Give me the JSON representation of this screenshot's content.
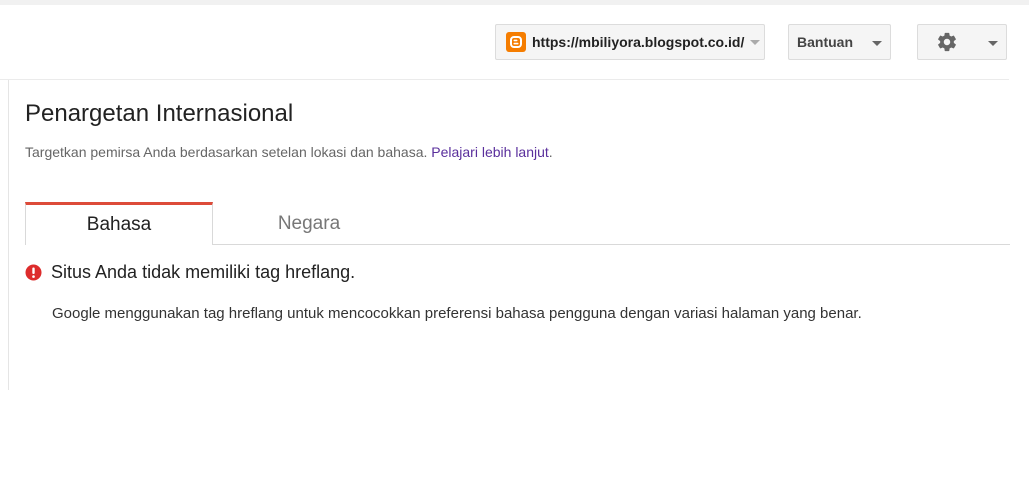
{
  "header": {
    "site_url": "https://mbiliyora.blogspot.co.id/",
    "help_label": "Bantuan",
    "icons": {
      "site": "blogger-icon",
      "settings": "gear-icon"
    }
  },
  "page": {
    "title": "Penargetan Internasional",
    "subtitle_text": "Targetkan pemirsa Anda berdasarkan setelan lokasi dan bahasa.",
    "learn_more_label": "Pelajari lebih lanjut",
    "subtitle_end": "."
  },
  "tabs": [
    {
      "label": "Bahasa",
      "active": true
    },
    {
      "label": "Negara",
      "active": false
    }
  ],
  "alert": {
    "title": "Situs Anda tidak memiliki tag hreflang.",
    "description": "Google menggunakan tag hreflang untuk mencocokkan preferensi bahasa pengguna dengan variasi halaman yang benar.",
    "icon": "error-icon"
  },
  "colors": {
    "accent_tab": "#dd4b39",
    "link": "#5a2f9c",
    "error": "#dd2c2c",
    "blogger": "#f57d00"
  }
}
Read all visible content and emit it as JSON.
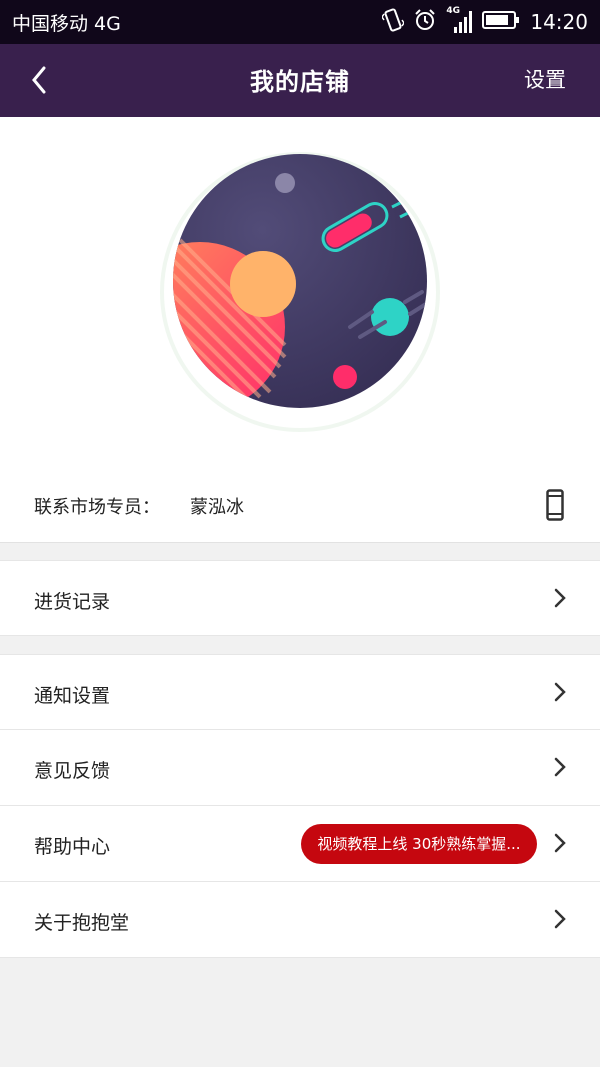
{
  "status_bar": {
    "carrier": "中国移动 4G",
    "network_badge": "4G",
    "time": "14:20",
    "icons": [
      "vibrate-icon",
      "alarm-icon",
      "signal-icon",
      "battery-icon"
    ]
  },
  "nav": {
    "title": "我的店铺",
    "settings_label": "设置",
    "back_icon": "chevron-left-icon",
    "background": "#39204d"
  },
  "contact": {
    "label": "联系市场专员：",
    "name": "蒙泓冰",
    "phone_icon": "phone-icon"
  },
  "menu": {
    "purchase_records": "进货记录",
    "notification_settings": "通知设置",
    "feedback": "意见反馈",
    "help_center": "帮助中心",
    "help_badge": "视频教程上线 30秒熟练掌握...",
    "about": "关于抱抱堂"
  },
  "colors": {
    "accent": "#39204d",
    "badge": "#c5070f",
    "background": "#f1f1f1"
  }
}
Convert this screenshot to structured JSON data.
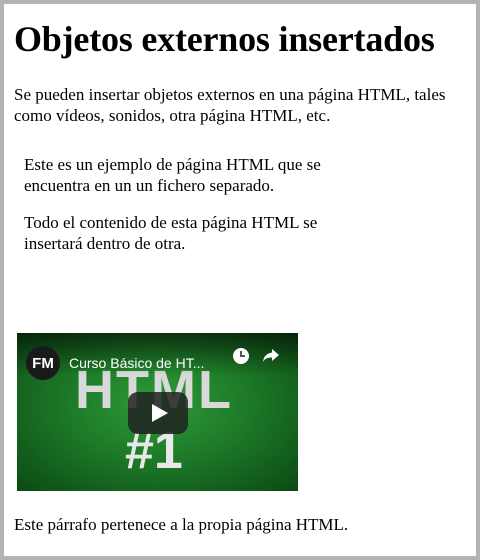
{
  "page": {
    "title": "Objetos externos insertados",
    "intro": "Se pueden insertar objetos externos en una página HTML, tales como vídeos, sonidos, otra página HTML, etc.",
    "footer": "Este párrafo pertenece a la propia página HTML."
  },
  "embedded_page": {
    "paragraphs": [
      "Este es un ejemplo de página HTML que se encuentra en un un fichero separado.",
      "Todo el contenido de esta página HTML se insertará dentro de otra."
    ]
  },
  "video": {
    "channel_badge": "FM",
    "title": "Curso Básico de HT...",
    "thumbnail_line1": "HTML",
    "thumbnail_line2": "#1",
    "icons": [
      "watch-later-icon",
      "share-icon",
      "play-icon"
    ],
    "colors": {
      "background": "#1d7a28",
      "play_button": "#212121"
    }
  }
}
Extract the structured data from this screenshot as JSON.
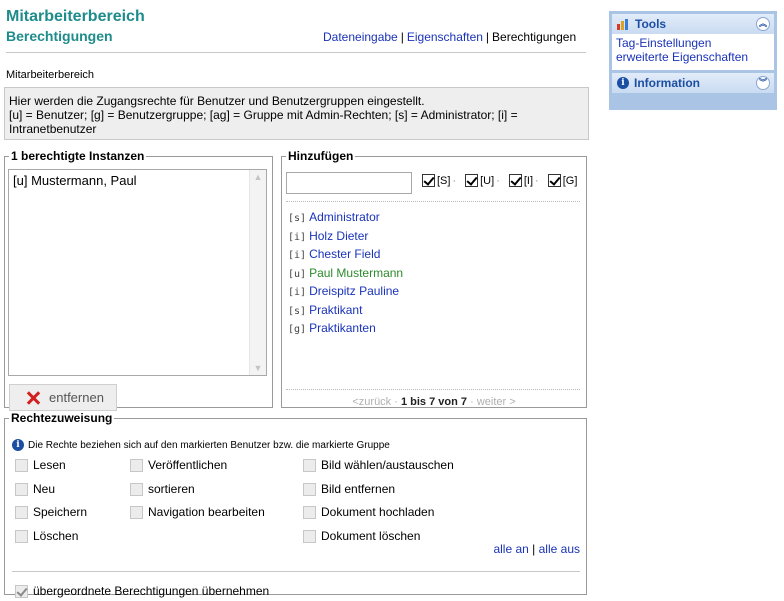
{
  "header": {
    "title": "Mitarbeiterbereich",
    "subtitle": "Berechtigungen",
    "nav": [
      {
        "label": "Dateneingabe",
        "link": true
      },
      {
        "label": "Eigenschaften",
        "link": true
      },
      {
        "label": "Berechtigungen",
        "link": false
      }
    ],
    "nav_separator": "|",
    "breadcrumb": "Mitarbeiterbereich"
  },
  "info": {
    "line1": "Hier werden die Zugangsrechte für Benutzer und Benutzergruppen eingestellt.",
    "line2": "[u] = Benutzer; [g] = Benutzergruppe; [ag] = Gruppe mit Admin-Rechten; [s] = Administrator; [i] = Intranetbenutzer"
  },
  "instances": {
    "legend": "1 berechtigte Instanzen",
    "items": [
      "[u] Mustermann, Paul"
    ],
    "remove_label": "entfernen"
  },
  "add": {
    "legend": "Hinzufügen",
    "search_value": "",
    "filters": [
      {
        "label": "[S]",
        "checked": true
      },
      {
        "label": "[U]",
        "checked": true
      },
      {
        "label": "[I]",
        "checked": true
      },
      {
        "label": "[G]",
        "checked": true
      }
    ],
    "filter_separator": "·",
    "results": [
      {
        "tag": "[s]",
        "name": "Administrator",
        "color": "#1a33b8"
      },
      {
        "tag": "[i]",
        "name": "Holz Dieter",
        "color": "#1a33b8"
      },
      {
        "tag": "[i]",
        "name": "Chester Field",
        "color": "#1a33b8"
      },
      {
        "tag": "[u]",
        "name": "Paul Mustermann",
        "color": "#2c8a2c"
      },
      {
        "tag": "[i]",
        "name": "Dreispitz Pauline",
        "color": "#1a33b8"
      },
      {
        "tag": "[s]",
        "name": "Praktikant",
        "color": "#1a33b8"
      },
      {
        "tag": "[g]",
        "name": "Praktikanten",
        "color": "#1a33b8"
      }
    ],
    "pager": {
      "prev": "<zurück",
      "sep": "·",
      "range": "1 bis 7 von 7",
      "next": "weiter >"
    }
  },
  "rights": {
    "legend": "Rechtezuweisung",
    "note": "Die Rechte beziehen sich auf den markierten Benutzer bzw. die markierte Gruppe",
    "col1": [
      "Lesen",
      "Neu",
      "Speichern",
      "Löschen"
    ],
    "col2": [
      "Veröffentlichen",
      "sortieren",
      "Navigation bearbeiten"
    ],
    "col3": [
      "Bild wählen/austauschen",
      "Bild entfernen",
      "Dokument hochladen",
      "Dokument löschen"
    ],
    "all_on": "alle an",
    "all_sep": "|",
    "all_off": "alle aus",
    "inherit_label": "übergeordnete Berechtigungen übernehmen",
    "inherit_checked": true
  },
  "sidebar": {
    "tools_title": "Tools",
    "tools_links": [
      "Tag-Einstellungen",
      "erweiterte Eigenschaften"
    ],
    "info_title": "Information"
  }
}
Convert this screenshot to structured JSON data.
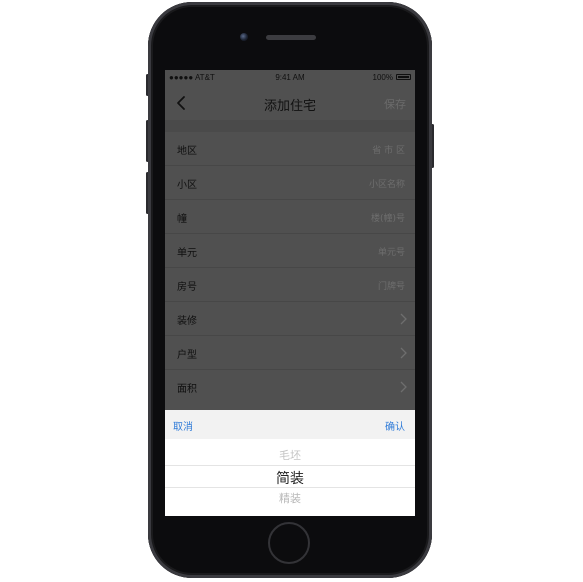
{
  "status_bar": {
    "carrier": "●●●●● AT&T",
    "time": "9:41 AM",
    "battery": "100%"
  },
  "nav": {
    "back_icon": "chevron-left-icon",
    "title": "添加住宅",
    "save": "保存"
  },
  "form": {
    "rows": [
      {
        "label": "地区",
        "value": "省 市 区"
      },
      {
        "label": "小区",
        "value": "小区名称"
      },
      {
        "label": "幢",
        "value": "楼(幢)号"
      },
      {
        "label": "单元",
        "value": "单元号"
      },
      {
        "label": "房号",
        "value": "门牌号"
      },
      {
        "label": "装修",
        "value": ""
      },
      {
        "label": "户型",
        "value": ""
      },
      {
        "label": "面积",
        "value": ""
      }
    ],
    "chevron_icon": "chevron-right-icon"
  },
  "picker": {
    "cancel": "取消",
    "confirm": "确认",
    "options": [
      "毛坯",
      "简装",
      "精装"
    ],
    "selected": "简装"
  },
  "colors": {
    "accent": "#2f7bd8",
    "overlay": "#505050"
  }
}
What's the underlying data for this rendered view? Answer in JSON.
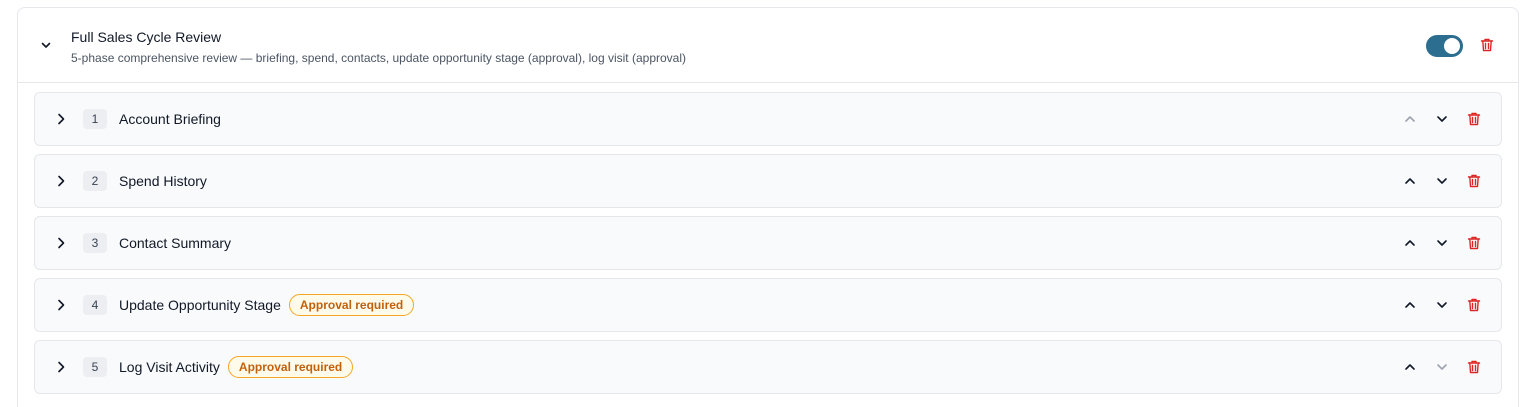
{
  "workflow": {
    "title": "Full Sales Cycle Review",
    "description": "5-phase comprehensive review — briefing, spend, contacts, update opportunity stage (approval), log visit (approval)",
    "enabled": true,
    "expanded": true
  },
  "steps": [
    {
      "number": "1",
      "name": "Account Briefing",
      "badge": "",
      "move_up_enabled": false,
      "move_down_enabled": true
    },
    {
      "number": "2",
      "name": "Spend History",
      "badge": "",
      "move_up_enabled": true,
      "move_down_enabled": true
    },
    {
      "number": "3",
      "name": "Contact Summary",
      "badge": "",
      "move_up_enabled": true,
      "move_down_enabled": true
    },
    {
      "number": "4",
      "name": "Update Opportunity Stage",
      "badge": "Approval required",
      "move_up_enabled": true,
      "move_down_enabled": true
    },
    {
      "number": "5",
      "name": "Log Visit Activity",
      "badge": "Approval required",
      "move_up_enabled": true,
      "move_down_enabled": false
    }
  ],
  "colors": {
    "toggle_on": "#2c6e8f",
    "delete": "#dc2626",
    "badge_border": "#f5a623",
    "badge_text": "#c2610c",
    "icon_active": "#111827",
    "icon_disabled": "#9ca3af"
  },
  "icons": {
    "collapse": "chevron-down-icon",
    "expand": "chevron-right-icon",
    "move_up": "chevron-up-icon",
    "move_down": "chevron-down-icon",
    "delete": "trash-icon"
  }
}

++++++++

EXERCISE DESCRIPTION :: Gather up every line in the data above that contains the word "chevron", copying each one.

OUTPUT OF THE EXERCISE ::
    "back_icon": "chevron-left-icon",
    "back_icon": "chevron-left-icon",
    "chevron_icon": "chevron-right-icon"
    "collapse": "chevron-down-icon",
    "expand": "chevron-right-icon",
    "move_up": "chevron-up-icon",
    "move_down": "chevron-down-icon",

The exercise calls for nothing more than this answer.